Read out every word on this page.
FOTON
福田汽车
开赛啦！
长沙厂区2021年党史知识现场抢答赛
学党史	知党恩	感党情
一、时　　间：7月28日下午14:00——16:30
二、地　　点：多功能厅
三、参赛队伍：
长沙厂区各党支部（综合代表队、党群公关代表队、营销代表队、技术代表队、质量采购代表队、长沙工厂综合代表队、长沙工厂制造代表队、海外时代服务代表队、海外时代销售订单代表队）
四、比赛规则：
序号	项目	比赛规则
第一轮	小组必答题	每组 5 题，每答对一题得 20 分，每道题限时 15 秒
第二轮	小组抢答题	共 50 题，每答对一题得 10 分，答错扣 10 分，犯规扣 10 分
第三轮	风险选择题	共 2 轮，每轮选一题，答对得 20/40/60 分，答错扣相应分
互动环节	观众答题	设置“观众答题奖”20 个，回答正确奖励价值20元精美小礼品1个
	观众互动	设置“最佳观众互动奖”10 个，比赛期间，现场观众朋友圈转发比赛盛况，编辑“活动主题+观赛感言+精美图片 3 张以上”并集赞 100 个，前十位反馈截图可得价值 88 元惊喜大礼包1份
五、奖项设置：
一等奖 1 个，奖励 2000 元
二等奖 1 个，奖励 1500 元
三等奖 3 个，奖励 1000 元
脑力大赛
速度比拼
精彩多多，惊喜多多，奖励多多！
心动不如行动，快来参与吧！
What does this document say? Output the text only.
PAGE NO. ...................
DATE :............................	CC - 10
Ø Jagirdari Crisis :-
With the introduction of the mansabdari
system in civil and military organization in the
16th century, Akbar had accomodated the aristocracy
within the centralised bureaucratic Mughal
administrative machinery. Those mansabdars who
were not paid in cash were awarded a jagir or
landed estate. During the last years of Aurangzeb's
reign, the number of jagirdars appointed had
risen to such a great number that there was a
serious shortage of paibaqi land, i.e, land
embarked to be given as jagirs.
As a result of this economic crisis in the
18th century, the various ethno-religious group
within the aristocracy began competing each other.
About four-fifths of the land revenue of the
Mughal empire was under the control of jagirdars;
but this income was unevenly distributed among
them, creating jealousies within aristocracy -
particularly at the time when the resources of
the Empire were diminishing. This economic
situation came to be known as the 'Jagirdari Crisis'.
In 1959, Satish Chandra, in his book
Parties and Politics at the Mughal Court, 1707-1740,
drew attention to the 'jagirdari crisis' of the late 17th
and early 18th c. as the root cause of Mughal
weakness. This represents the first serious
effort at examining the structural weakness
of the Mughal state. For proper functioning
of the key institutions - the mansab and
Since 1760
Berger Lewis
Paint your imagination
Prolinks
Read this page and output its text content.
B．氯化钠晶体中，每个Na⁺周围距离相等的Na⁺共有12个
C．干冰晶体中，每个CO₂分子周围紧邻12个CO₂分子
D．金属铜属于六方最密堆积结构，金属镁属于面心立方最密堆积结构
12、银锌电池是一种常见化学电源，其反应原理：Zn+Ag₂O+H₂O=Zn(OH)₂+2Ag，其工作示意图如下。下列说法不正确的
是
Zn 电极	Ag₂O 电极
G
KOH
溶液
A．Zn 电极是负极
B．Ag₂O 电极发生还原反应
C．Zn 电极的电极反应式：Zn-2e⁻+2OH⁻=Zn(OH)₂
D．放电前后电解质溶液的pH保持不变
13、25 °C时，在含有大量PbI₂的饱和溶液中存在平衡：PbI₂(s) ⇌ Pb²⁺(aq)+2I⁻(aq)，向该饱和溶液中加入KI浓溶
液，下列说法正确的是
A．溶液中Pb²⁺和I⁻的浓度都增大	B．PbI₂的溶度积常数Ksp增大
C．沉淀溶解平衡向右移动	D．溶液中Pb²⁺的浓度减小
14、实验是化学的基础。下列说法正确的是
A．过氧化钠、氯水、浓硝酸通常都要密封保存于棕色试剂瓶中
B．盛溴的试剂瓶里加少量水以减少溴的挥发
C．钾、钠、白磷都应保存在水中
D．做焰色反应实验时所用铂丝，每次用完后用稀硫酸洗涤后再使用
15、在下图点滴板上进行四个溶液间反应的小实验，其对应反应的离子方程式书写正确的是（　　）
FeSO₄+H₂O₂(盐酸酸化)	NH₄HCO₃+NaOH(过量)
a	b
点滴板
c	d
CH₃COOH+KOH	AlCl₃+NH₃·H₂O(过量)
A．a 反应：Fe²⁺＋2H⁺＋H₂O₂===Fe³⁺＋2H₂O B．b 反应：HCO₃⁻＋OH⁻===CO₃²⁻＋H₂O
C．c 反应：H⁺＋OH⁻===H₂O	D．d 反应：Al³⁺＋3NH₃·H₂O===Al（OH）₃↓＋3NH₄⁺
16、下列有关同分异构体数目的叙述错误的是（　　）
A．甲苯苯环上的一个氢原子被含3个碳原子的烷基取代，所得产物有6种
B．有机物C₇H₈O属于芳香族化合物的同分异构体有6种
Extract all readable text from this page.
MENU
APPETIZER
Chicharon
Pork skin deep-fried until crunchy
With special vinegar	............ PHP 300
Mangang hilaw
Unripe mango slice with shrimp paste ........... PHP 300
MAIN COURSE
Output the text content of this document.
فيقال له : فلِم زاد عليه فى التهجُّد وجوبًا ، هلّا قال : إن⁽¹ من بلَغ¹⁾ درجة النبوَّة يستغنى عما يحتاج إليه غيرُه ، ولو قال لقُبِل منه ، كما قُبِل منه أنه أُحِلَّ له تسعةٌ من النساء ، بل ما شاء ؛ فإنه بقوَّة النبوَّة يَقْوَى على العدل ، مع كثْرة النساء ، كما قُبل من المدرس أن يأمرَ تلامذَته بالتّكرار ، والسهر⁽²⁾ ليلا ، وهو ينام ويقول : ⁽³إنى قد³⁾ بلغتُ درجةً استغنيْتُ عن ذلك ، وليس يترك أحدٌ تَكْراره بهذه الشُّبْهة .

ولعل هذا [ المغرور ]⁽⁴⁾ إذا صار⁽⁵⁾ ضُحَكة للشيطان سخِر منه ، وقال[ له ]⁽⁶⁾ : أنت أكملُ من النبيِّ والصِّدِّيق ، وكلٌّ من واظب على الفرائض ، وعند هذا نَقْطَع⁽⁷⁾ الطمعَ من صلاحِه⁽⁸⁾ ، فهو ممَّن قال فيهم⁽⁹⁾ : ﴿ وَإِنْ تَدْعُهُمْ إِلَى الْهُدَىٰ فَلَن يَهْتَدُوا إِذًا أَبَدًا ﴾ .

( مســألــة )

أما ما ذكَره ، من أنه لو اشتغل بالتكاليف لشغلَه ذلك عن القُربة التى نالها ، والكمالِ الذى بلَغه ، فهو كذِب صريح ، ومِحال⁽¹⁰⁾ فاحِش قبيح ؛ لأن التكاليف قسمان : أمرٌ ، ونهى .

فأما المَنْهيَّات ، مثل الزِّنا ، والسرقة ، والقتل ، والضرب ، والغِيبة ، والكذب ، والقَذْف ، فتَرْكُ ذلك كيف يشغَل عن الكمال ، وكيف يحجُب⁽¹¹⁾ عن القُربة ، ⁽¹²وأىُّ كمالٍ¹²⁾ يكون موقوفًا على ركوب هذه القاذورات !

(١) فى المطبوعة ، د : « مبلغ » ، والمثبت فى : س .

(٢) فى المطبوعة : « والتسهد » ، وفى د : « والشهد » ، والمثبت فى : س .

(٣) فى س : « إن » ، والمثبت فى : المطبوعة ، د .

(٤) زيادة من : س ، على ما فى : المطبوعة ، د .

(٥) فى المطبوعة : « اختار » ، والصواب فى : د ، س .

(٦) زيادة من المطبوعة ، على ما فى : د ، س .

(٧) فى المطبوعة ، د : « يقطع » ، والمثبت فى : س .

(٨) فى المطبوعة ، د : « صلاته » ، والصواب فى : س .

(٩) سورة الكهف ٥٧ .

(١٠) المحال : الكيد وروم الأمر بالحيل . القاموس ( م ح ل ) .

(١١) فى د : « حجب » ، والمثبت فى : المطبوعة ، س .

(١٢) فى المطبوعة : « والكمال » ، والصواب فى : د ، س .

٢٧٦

-- -- --

TASK INSTRUCTIONS: Give only the count of lines in which the string "number" appears.

RESPONSE: 2